» **GOAL**
Please reproduce the entries verbatim, starting from the very first line and continuing up to and including the line with "transfer-instruction: Transfer native".

※ ※ ※

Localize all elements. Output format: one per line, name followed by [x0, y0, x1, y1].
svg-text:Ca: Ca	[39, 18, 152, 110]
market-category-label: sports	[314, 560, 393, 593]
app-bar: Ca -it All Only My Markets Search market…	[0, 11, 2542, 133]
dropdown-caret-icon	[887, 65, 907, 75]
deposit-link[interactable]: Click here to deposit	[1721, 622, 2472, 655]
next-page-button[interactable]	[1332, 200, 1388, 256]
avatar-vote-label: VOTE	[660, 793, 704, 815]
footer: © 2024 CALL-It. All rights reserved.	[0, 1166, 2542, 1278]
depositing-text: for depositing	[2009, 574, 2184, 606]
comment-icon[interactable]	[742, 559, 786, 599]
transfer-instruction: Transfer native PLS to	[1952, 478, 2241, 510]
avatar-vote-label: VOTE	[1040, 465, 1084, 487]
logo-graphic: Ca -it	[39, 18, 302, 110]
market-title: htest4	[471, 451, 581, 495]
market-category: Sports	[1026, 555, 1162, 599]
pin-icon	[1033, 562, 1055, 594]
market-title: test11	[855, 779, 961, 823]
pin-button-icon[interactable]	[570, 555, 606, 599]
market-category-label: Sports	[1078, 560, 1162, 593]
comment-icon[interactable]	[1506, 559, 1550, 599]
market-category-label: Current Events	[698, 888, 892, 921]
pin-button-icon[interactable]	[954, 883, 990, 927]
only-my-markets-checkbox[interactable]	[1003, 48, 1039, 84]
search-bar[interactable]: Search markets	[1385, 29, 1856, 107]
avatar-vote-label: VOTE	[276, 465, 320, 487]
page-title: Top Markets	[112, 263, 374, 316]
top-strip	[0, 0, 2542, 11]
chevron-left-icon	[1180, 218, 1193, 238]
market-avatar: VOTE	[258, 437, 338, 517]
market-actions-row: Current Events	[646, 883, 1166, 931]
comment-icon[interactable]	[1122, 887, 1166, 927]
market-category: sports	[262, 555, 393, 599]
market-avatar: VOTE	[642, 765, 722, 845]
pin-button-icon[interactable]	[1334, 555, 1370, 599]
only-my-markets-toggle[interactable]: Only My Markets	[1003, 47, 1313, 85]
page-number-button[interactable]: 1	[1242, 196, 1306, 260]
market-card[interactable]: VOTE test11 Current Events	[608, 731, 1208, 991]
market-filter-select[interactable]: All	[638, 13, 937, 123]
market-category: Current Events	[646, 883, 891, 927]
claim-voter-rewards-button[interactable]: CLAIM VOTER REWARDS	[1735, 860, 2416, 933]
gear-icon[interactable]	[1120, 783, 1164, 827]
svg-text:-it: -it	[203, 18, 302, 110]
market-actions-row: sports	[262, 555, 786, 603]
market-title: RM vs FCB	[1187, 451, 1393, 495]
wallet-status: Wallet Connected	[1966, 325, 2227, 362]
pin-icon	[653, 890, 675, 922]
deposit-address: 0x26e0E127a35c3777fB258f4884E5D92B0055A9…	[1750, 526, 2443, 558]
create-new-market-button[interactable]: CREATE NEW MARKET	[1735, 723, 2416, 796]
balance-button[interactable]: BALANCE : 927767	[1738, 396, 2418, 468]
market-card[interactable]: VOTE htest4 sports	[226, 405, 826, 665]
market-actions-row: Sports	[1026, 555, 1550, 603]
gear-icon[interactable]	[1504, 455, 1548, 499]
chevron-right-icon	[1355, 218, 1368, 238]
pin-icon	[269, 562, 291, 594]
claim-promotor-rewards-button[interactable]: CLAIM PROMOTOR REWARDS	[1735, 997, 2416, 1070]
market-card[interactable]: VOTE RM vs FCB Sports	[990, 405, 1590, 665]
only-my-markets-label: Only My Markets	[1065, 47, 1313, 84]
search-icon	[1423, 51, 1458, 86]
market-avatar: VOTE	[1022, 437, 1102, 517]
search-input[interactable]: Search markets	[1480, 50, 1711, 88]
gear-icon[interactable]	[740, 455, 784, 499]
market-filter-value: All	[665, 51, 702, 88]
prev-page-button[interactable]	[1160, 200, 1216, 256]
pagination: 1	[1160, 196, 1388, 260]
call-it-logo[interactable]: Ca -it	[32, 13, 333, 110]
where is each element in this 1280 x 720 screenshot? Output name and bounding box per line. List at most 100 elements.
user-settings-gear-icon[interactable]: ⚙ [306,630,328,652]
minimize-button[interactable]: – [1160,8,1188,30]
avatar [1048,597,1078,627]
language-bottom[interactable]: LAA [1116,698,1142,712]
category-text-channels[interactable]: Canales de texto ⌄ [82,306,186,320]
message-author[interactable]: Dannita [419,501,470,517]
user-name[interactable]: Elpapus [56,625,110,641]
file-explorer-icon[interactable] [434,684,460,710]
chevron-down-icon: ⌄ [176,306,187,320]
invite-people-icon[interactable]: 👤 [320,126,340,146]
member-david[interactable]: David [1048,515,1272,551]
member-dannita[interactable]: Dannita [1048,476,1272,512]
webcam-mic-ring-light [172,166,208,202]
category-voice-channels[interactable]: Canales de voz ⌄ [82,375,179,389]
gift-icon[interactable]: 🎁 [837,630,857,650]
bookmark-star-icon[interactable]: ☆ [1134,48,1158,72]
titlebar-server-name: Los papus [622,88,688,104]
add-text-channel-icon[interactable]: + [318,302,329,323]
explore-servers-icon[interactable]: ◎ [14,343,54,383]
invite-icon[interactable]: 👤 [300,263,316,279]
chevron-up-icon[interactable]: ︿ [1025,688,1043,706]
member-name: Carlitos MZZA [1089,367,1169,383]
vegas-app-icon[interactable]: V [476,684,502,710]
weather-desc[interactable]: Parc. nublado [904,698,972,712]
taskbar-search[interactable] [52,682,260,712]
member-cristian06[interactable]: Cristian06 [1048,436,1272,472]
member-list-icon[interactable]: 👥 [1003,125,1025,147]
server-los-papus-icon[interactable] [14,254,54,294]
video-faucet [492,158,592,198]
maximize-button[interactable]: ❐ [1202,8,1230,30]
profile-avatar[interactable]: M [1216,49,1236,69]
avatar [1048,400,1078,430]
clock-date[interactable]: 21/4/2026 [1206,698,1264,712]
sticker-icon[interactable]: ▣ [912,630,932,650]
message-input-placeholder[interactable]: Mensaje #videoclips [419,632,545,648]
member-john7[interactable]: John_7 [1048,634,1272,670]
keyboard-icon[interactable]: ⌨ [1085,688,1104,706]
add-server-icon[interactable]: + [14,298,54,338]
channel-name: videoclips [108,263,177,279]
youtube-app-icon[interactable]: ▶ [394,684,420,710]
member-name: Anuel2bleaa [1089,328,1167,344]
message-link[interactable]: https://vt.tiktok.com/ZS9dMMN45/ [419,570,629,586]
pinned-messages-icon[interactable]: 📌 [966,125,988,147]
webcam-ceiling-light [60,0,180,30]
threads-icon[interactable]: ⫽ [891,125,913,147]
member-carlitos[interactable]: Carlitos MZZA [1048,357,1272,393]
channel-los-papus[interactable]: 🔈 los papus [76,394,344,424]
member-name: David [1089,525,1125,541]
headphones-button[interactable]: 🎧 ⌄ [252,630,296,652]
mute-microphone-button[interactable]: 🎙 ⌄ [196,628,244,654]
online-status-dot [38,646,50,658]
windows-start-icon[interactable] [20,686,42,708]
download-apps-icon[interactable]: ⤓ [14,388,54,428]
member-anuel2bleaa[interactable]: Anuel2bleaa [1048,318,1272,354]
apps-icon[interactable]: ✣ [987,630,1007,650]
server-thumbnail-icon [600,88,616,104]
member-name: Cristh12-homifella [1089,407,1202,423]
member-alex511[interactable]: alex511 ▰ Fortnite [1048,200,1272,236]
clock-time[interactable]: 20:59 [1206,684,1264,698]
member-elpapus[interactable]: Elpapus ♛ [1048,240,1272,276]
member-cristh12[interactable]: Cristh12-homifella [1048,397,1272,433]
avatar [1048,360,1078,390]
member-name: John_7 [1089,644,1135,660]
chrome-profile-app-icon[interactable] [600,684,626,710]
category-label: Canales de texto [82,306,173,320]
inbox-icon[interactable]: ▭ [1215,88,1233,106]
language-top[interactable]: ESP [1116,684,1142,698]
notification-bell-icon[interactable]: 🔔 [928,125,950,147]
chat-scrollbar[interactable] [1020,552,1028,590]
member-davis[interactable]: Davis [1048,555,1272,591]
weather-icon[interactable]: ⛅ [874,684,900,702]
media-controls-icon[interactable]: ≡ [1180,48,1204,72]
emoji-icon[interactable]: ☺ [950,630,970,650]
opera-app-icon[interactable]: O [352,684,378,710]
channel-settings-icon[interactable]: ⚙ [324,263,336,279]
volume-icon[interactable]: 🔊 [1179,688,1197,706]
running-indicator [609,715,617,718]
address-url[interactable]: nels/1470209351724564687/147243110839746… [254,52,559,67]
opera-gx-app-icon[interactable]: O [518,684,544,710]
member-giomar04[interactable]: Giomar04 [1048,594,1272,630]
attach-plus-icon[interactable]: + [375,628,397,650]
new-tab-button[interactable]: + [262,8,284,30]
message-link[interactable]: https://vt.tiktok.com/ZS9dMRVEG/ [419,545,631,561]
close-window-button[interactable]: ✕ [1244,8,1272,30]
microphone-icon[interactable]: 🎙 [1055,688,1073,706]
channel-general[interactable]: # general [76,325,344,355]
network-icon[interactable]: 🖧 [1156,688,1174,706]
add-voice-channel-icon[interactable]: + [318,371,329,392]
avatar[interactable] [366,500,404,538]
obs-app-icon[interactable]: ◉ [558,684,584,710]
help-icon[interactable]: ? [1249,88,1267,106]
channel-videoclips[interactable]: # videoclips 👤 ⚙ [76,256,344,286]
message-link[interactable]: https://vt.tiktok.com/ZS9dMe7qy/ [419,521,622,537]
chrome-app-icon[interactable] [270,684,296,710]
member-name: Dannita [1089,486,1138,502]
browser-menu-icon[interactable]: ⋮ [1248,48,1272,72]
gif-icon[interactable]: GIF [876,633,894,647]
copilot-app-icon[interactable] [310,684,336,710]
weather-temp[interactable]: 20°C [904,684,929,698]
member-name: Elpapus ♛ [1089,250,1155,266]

※ ※ ※

» **TASK OUTPUT**
Localize all elements. Output format: one per line, name followed by [x0, y0, x1, y1].
svg-text:Ca: Ca	[39, 18, 152, 110]
market-category-label: sports	[314, 560, 393, 593]
app-bar: Ca -it All Only My Markets Search market…	[0, 11, 2542, 133]
dropdown-caret-icon	[887, 65, 907, 75]
deposit-link[interactable]: Click here to deposit	[1721, 622, 2472, 655]
next-page-button[interactable]	[1332, 200, 1388, 256]
avatar-vote-label: VOTE	[660, 793, 704, 815]
footer: © 2024 CALL-It. All rights reserved.	[0, 1166, 2542, 1278]
depositing-text: for depositing	[2009, 574, 2184, 606]
comment-icon[interactable]	[742, 559, 786, 599]
transfer-instruction: Transfer native PLS to	[1952, 478, 2241, 510]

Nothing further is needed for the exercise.